Written instruction
Give only the number of lines in the listing below where the string "glyph" occurs.

(Stored entries)
---

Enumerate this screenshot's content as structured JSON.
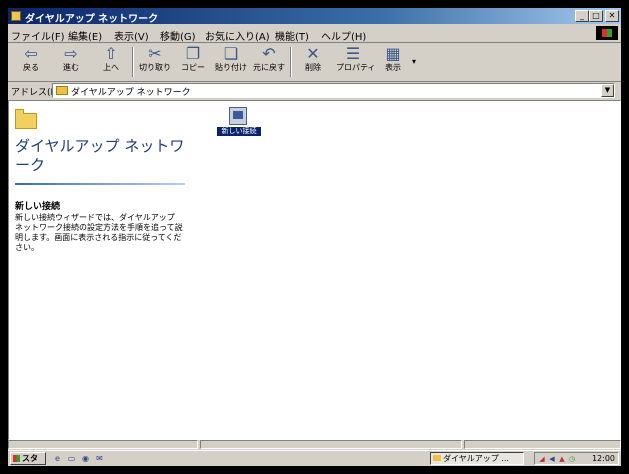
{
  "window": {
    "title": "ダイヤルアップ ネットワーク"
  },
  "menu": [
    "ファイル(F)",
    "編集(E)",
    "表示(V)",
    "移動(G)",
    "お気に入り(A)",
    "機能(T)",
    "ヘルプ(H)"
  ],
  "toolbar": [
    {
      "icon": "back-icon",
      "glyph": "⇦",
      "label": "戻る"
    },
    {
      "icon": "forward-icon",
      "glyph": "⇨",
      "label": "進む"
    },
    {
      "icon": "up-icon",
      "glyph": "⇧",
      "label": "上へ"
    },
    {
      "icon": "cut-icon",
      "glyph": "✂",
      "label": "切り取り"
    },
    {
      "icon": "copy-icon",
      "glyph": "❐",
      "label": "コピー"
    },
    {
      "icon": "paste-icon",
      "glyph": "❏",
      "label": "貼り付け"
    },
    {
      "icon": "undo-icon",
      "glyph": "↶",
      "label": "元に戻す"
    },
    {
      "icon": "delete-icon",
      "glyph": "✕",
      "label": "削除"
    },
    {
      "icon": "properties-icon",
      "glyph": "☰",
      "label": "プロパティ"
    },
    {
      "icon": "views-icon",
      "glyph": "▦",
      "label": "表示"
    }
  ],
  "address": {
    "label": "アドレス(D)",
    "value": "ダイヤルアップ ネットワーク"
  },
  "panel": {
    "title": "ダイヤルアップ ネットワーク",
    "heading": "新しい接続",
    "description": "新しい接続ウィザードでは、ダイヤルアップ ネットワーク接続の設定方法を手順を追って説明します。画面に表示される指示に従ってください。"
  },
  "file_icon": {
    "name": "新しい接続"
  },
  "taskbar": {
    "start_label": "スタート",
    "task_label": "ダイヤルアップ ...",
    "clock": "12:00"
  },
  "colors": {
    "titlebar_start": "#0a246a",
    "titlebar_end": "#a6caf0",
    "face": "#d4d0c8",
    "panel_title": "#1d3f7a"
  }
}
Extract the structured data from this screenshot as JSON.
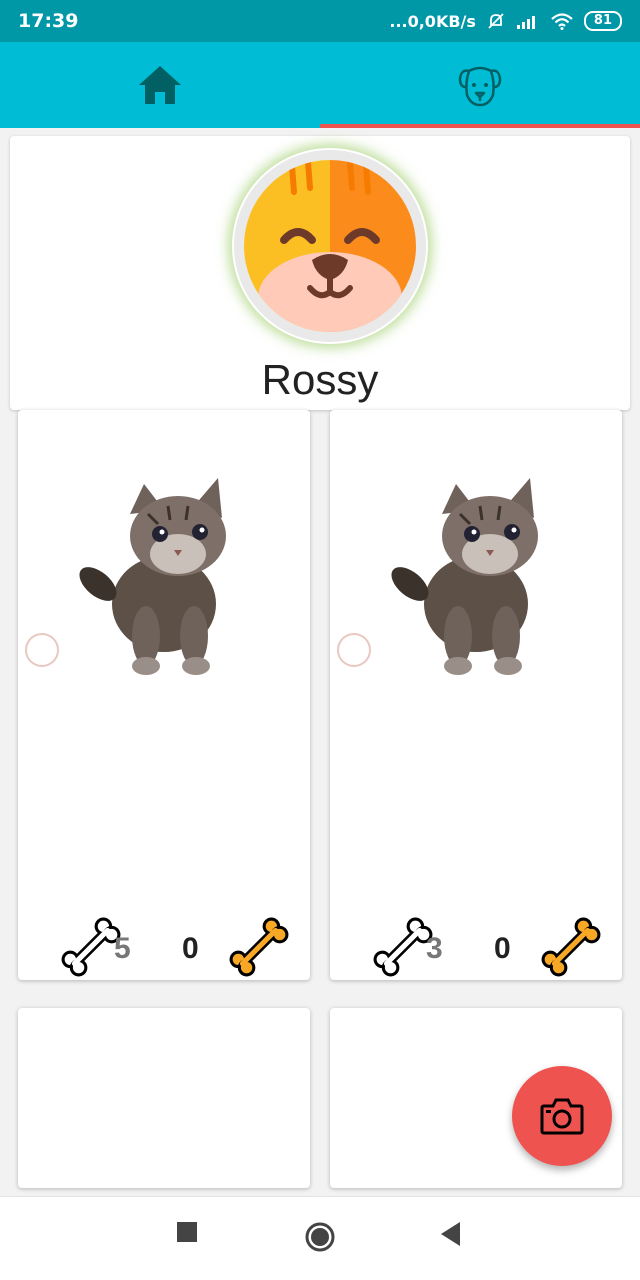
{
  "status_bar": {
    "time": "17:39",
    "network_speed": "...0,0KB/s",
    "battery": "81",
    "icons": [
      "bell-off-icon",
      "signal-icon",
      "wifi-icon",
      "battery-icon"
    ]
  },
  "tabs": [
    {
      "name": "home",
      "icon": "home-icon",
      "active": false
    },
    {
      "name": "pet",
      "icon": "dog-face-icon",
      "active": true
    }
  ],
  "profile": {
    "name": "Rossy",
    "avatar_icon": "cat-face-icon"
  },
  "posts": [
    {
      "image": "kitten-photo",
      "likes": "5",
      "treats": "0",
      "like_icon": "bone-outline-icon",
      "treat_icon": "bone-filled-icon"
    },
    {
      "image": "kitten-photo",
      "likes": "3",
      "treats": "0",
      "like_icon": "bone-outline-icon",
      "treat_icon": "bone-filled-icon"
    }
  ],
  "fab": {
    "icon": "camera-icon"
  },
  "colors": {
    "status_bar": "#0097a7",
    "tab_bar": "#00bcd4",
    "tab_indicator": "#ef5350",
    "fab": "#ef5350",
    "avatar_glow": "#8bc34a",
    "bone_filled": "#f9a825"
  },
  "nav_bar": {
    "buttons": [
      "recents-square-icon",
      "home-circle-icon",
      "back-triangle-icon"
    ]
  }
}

---

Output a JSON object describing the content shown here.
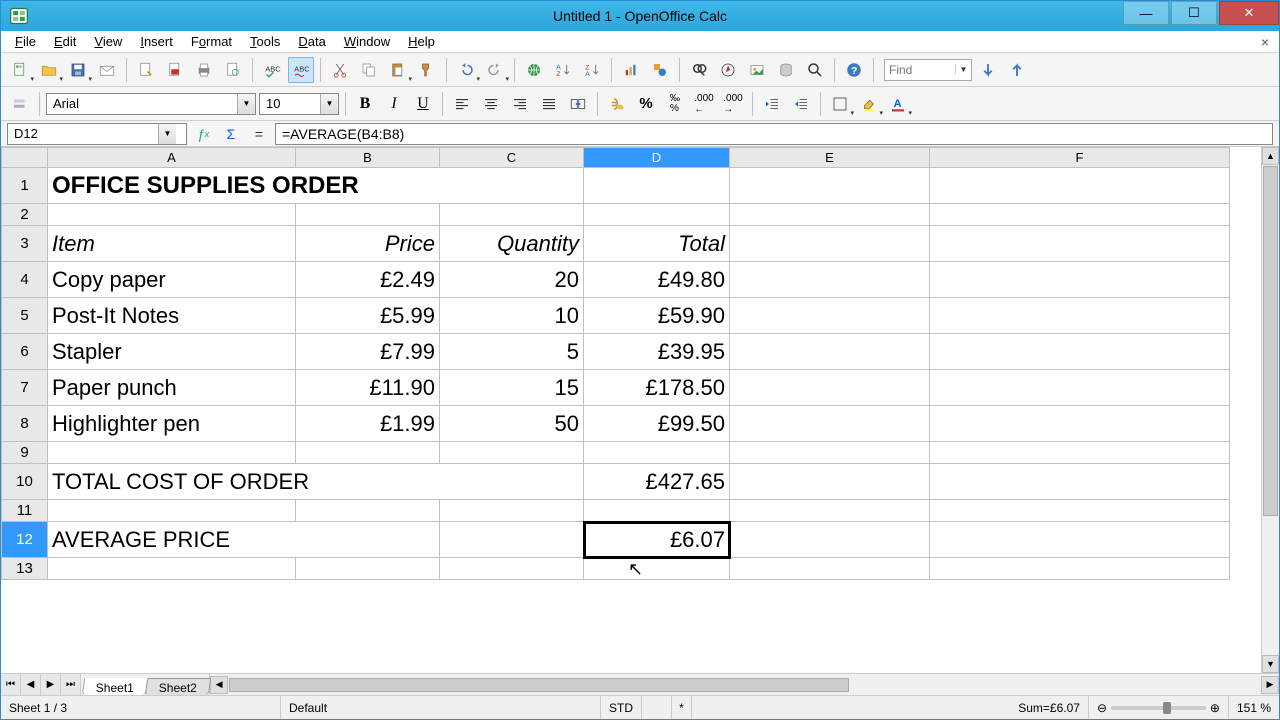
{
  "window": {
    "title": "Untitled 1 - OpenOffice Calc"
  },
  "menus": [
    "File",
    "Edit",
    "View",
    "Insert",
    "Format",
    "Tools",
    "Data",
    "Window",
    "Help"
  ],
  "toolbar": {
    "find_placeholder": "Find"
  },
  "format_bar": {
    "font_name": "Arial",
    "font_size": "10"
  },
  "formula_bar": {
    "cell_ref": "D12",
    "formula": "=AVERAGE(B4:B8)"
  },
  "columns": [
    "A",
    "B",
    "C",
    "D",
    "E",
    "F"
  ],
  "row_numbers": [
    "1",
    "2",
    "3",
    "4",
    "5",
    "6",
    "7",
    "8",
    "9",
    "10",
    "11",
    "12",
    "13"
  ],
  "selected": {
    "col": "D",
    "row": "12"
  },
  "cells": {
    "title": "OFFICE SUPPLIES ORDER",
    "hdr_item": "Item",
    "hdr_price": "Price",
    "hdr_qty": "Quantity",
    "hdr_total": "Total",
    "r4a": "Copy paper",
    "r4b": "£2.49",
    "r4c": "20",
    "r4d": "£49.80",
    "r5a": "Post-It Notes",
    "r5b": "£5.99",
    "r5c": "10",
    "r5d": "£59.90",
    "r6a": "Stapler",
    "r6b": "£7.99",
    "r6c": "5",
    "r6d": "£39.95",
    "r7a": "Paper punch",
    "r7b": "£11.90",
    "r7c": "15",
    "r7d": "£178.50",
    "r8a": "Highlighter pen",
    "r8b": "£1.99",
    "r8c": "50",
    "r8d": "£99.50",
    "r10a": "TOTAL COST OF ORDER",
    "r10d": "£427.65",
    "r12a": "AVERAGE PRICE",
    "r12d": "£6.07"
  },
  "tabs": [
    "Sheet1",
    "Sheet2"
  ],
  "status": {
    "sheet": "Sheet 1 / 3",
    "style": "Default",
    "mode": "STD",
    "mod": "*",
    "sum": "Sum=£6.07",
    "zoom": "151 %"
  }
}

---

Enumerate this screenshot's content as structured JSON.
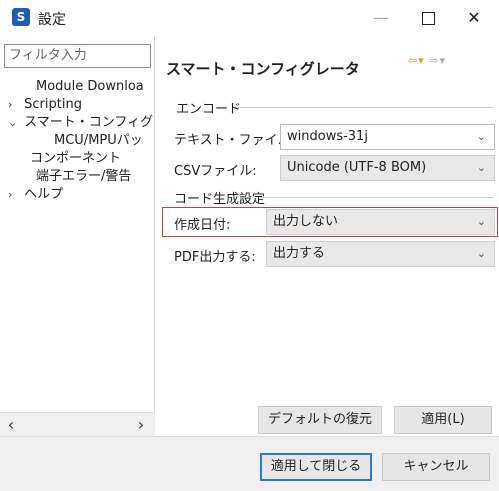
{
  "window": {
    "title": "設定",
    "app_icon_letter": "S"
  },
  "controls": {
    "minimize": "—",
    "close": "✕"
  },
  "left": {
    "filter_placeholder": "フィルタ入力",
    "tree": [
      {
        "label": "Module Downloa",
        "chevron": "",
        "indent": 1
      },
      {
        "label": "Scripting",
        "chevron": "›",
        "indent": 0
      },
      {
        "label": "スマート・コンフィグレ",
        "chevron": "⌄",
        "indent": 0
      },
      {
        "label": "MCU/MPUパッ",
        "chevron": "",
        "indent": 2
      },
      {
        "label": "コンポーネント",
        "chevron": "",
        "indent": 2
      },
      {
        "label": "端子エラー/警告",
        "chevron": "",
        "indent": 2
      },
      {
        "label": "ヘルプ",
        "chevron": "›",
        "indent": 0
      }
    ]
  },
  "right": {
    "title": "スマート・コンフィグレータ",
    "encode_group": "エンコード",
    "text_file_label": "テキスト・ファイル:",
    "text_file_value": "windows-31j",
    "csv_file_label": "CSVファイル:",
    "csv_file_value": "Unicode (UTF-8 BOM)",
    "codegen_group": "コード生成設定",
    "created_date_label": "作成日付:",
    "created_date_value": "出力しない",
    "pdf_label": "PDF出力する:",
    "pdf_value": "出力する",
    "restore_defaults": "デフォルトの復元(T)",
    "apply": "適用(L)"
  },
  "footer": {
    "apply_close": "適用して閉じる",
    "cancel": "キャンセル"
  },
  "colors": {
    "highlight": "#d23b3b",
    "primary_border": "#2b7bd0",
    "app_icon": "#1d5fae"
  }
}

---

The output
10